- INSTRUCTIONS TO FOLLOW -
Please reproduce the listing below line for line, leaving out the pictures.
----------------
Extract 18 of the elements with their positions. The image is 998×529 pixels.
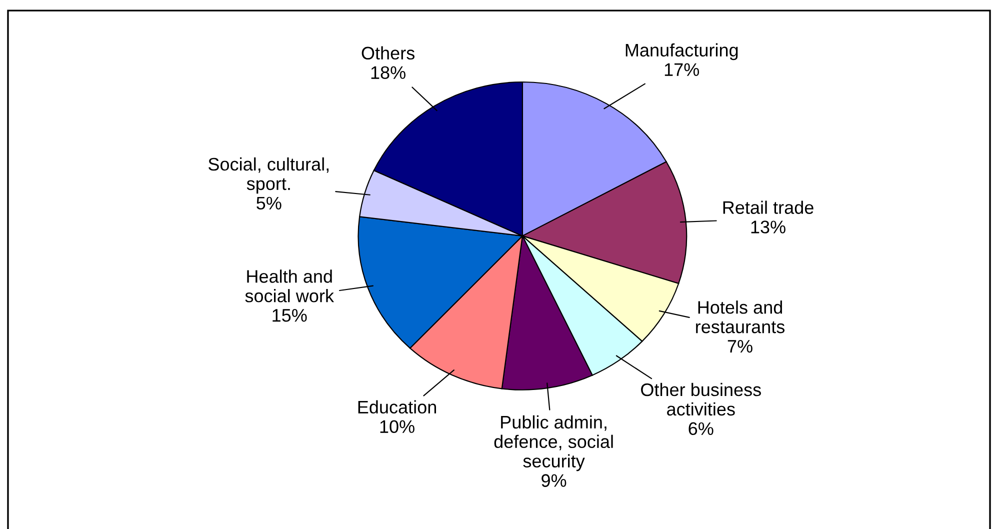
data-label: 13% (751, 220, 786, 234)
slice-label: Education (358, 400, 436, 414)
data-label: 10% (380, 420, 414, 434)
data-label: 17% (664, 63, 700, 76)
slice-label: Others (362, 46, 414, 60)
data-label: 9% (542, 474, 566, 487)
slice-label: Hotels and restaurants (696, 300, 785, 334)
data-label: 7% (728, 340, 752, 353)
data-label: 5% (256, 196, 282, 210)
slice-label: Social, cultural, sport. (208, 157, 328, 194)
slice-label: Manufacturing (626, 43, 738, 60)
slice-label: Retail trade (723, 200, 814, 214)
data-label: 18% (371, 66, 406, 79)
data-label: 6% (688, 422, 714, 436)
slice-label: Other business activities (641, 382, 761, 416)
data-label: 15% (272, 309, 307, 322)
slice-label: Public admin, defence, social security (494, 415, 613, 472)
slice-label: Health and social work (245, 270, 334, 302)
----------------
- FULL RESPONSE -
Extract 18 of the elements with their positions. The image is 998×529 pixels.
data-label: 13% (751, 220, 786, 234)
slice-label: Education (358, 400, 436, 414)
data-label: 10% (380, 420, 414, 434)
data-label: 17% (664, 63, 700, 76)
slice-label: Others (362, 46, 414, 60)
data-label: 9% (542, 474, 566, 487)
slice-label: Hotels and restaurants (696, 300, 785, 334)
data-label: 7% (728, 340, 752, 353)
data-label: 5% (256, 196, 282, 210)
slice-label: Social, cultural, sport. (208, 157, 328, 194)
slice-label: Manufacturing (626, 43, 738, 60)
slice-label: Retail trade (723, 200, 814, 214)
data-label: 18% (371, 66, 406, 79)
data-label: 6% (688, 422, 714, 436)
slice-label: Other business activities (641, 382, 761, 416)
data-label: 15% (272, 309, 307, 322)
slice-label: Public admin, defence, social security (494, 415, 613, 472)
slice-label: Health and social work (245, 270, 334, 302)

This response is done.